Take every line from the material that has the word "sólo" in it.

BEGIN MATERIAL PROVIDED

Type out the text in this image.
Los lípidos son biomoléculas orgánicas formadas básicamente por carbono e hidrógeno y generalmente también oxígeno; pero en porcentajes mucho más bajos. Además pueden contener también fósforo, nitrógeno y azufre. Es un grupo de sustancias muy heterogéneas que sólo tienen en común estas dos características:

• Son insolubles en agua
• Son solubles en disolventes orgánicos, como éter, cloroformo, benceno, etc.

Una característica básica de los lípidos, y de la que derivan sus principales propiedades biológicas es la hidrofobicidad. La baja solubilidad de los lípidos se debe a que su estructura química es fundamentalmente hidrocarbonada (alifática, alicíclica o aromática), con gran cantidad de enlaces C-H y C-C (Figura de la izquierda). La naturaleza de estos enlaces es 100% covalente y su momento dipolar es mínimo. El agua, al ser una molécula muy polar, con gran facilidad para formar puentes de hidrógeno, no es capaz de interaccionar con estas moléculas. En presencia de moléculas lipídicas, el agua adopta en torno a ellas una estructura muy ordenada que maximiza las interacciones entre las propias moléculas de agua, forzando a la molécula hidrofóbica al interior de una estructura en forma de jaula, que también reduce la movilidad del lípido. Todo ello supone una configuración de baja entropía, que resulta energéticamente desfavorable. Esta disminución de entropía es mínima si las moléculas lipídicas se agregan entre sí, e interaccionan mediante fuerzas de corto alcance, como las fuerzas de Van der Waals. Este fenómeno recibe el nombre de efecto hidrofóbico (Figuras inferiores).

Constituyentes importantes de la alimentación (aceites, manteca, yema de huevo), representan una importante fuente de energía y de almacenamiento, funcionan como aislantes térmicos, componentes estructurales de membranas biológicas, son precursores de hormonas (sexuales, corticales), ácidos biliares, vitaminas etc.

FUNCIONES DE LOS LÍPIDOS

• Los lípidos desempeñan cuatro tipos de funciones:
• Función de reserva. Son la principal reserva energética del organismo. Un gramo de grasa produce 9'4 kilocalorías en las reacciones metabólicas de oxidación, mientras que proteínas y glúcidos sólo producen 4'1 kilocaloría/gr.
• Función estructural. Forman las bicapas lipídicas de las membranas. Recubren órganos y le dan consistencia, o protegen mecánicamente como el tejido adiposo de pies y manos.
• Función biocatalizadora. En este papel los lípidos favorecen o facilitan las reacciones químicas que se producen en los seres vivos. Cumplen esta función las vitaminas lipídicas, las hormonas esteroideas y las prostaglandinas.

END MATERIAL PROVIDED

▶ RESPONSE:
Los lípidos son biomoléculas orgánicas formadas básicamente por carbono e hidrógeno y generalmente también oxígeno; pero en porcentajes mucho más bajos. Además pueden contener también fósforo, nitrógeno y azufre. Es un grupo de sustancias muy heterogéneas que sólo tienen en común estas dos características:
• Función de reserva. Son la principal reserva energética del organismo. Un gramo de grasa produce 9'4 kilocalorías en las reacciones metabólicas de oxidación, mientras que proteínas y glúcidos sólo producen 4'1 kilocaloría/gr.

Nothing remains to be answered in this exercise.